BEGIN Dataset excerpts

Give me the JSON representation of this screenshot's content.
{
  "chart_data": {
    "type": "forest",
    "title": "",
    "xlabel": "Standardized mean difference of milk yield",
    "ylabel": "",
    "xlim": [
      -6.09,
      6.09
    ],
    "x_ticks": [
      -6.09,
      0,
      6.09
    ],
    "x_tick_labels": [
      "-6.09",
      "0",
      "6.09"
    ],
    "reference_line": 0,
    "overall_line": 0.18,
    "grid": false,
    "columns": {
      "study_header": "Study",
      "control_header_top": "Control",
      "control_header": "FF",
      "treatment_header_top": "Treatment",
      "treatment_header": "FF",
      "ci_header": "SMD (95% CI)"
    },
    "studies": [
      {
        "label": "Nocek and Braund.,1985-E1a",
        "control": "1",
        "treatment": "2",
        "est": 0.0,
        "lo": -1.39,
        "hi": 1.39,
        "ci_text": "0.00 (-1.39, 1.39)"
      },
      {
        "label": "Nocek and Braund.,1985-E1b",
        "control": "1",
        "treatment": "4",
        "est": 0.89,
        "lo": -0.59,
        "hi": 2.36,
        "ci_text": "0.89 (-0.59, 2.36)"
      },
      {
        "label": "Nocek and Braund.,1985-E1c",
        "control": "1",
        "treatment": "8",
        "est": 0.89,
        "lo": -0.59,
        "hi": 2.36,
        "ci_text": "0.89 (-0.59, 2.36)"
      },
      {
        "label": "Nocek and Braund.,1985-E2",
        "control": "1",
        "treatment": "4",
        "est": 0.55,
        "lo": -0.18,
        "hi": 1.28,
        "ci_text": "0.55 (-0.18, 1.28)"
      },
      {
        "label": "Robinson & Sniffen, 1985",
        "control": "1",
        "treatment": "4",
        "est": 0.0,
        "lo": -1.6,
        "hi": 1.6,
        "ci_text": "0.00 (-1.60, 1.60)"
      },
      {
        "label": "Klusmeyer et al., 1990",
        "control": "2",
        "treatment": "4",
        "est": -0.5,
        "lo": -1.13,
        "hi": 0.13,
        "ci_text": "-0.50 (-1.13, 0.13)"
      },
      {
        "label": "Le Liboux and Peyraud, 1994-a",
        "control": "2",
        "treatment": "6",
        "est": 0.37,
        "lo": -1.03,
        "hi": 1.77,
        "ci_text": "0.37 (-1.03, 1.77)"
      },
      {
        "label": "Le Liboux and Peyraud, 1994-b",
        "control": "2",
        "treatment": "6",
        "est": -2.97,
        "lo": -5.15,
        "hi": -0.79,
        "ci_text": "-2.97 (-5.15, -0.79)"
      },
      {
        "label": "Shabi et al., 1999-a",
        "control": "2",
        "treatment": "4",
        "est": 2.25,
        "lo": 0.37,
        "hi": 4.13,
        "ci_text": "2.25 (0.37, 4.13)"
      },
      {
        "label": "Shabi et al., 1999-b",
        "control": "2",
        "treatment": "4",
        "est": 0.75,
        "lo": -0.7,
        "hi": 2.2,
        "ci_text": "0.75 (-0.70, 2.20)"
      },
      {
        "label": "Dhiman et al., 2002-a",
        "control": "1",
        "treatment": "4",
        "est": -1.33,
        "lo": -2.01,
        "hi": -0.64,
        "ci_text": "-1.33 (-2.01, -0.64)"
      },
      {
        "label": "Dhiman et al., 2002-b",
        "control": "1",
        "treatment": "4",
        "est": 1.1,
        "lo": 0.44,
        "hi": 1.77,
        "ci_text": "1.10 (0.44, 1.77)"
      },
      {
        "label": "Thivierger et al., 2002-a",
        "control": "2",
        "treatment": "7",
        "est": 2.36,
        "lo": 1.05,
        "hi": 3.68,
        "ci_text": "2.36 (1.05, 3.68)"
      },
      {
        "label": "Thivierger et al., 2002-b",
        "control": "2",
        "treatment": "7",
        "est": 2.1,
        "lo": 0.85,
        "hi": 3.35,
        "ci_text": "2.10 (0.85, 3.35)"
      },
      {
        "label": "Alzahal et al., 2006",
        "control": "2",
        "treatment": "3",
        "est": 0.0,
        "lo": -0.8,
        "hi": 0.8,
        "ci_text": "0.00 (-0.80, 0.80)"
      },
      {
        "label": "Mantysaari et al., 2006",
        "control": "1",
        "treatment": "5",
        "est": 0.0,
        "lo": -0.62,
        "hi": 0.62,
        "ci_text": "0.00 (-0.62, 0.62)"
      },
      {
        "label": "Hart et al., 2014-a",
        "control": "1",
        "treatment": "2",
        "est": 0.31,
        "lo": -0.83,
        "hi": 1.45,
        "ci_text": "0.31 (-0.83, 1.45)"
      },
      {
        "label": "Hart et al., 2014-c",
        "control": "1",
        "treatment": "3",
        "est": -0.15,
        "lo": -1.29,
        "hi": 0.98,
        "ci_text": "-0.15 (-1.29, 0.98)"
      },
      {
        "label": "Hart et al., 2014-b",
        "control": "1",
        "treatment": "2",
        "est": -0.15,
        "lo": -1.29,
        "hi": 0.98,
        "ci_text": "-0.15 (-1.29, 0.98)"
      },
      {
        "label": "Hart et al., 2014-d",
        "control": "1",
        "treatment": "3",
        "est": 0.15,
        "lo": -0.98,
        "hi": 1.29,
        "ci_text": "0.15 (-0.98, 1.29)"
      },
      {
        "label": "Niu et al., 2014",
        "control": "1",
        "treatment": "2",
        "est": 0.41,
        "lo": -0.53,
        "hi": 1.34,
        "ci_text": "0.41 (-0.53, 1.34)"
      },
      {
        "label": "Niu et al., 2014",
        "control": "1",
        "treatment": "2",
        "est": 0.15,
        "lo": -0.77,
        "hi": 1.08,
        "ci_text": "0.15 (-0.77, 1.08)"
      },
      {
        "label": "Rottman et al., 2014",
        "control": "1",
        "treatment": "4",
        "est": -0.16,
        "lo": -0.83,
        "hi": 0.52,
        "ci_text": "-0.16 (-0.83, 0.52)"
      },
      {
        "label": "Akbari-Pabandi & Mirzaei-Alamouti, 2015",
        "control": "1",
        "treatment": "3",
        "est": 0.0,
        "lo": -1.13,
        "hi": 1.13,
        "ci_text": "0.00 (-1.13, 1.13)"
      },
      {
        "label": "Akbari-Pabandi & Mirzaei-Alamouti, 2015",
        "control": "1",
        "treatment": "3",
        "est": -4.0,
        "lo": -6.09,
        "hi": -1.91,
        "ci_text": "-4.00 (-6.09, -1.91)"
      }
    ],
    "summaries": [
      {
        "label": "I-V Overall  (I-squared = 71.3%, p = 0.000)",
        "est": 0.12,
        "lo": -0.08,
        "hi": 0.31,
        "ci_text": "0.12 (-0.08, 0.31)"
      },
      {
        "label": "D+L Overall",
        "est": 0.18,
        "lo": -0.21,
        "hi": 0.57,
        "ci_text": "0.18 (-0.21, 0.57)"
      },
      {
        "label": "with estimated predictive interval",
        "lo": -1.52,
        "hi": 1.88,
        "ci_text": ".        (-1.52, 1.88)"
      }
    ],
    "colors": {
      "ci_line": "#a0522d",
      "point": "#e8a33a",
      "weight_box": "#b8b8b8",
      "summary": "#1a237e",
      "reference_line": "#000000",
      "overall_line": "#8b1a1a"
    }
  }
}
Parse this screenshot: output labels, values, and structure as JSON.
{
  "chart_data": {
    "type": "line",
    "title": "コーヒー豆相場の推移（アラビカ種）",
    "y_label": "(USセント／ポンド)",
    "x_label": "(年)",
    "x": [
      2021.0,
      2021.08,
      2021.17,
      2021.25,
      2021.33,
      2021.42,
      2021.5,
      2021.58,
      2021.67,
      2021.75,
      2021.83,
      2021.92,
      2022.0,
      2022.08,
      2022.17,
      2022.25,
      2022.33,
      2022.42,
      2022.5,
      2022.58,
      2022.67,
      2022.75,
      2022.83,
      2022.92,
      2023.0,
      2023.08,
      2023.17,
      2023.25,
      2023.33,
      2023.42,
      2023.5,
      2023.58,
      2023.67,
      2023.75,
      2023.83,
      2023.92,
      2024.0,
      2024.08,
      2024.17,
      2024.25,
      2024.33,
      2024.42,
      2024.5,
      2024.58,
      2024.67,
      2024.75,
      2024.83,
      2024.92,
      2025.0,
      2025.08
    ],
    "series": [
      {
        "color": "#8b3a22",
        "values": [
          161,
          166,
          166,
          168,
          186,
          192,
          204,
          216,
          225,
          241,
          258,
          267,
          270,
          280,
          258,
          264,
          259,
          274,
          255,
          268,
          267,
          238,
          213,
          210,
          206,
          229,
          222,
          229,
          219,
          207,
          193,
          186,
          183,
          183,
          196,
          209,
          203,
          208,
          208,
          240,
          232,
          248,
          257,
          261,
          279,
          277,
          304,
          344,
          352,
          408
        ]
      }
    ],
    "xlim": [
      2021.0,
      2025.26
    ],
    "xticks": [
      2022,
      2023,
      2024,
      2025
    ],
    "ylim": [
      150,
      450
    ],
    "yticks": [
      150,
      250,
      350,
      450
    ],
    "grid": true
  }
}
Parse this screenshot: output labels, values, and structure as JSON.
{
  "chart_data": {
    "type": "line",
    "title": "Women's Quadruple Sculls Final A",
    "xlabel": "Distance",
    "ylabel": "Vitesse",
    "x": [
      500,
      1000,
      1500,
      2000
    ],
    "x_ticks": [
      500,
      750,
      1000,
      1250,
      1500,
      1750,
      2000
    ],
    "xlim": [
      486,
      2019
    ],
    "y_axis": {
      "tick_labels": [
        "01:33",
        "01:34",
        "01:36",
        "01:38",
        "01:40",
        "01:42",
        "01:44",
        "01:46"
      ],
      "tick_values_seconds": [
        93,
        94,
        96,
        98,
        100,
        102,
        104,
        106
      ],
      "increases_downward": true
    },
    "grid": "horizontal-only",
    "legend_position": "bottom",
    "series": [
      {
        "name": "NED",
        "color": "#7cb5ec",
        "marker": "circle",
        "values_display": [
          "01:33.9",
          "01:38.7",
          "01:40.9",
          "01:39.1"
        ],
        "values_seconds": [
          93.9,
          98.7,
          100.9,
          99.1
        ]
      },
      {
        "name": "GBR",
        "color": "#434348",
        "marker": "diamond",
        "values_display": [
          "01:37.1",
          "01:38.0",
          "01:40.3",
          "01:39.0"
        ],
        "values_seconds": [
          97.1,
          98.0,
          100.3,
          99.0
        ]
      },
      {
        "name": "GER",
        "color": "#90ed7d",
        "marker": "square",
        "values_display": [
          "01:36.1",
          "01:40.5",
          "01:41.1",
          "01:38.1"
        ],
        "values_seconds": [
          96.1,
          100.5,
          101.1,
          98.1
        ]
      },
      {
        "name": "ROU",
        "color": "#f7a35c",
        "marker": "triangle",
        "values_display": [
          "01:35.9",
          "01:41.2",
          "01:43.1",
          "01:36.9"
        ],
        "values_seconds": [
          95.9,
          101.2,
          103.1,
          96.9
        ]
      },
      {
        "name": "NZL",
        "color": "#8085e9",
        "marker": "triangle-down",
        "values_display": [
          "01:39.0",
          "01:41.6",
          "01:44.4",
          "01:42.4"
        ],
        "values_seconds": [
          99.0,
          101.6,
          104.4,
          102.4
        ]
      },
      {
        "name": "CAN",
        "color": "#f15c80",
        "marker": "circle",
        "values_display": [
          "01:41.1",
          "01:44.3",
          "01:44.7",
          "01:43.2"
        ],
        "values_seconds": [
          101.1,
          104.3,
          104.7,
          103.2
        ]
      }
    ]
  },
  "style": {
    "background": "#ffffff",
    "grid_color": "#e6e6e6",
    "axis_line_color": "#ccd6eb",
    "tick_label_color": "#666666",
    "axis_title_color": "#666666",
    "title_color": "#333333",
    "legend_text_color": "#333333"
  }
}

END Dataset excerpts

Set exercise - Gather every line from the entries above where the word "Dhiman" appears, and copy them.

Solution below -
        "label": "Dhiman et al., 2002-a",
        "label": "Dhiman et al., 2002-b",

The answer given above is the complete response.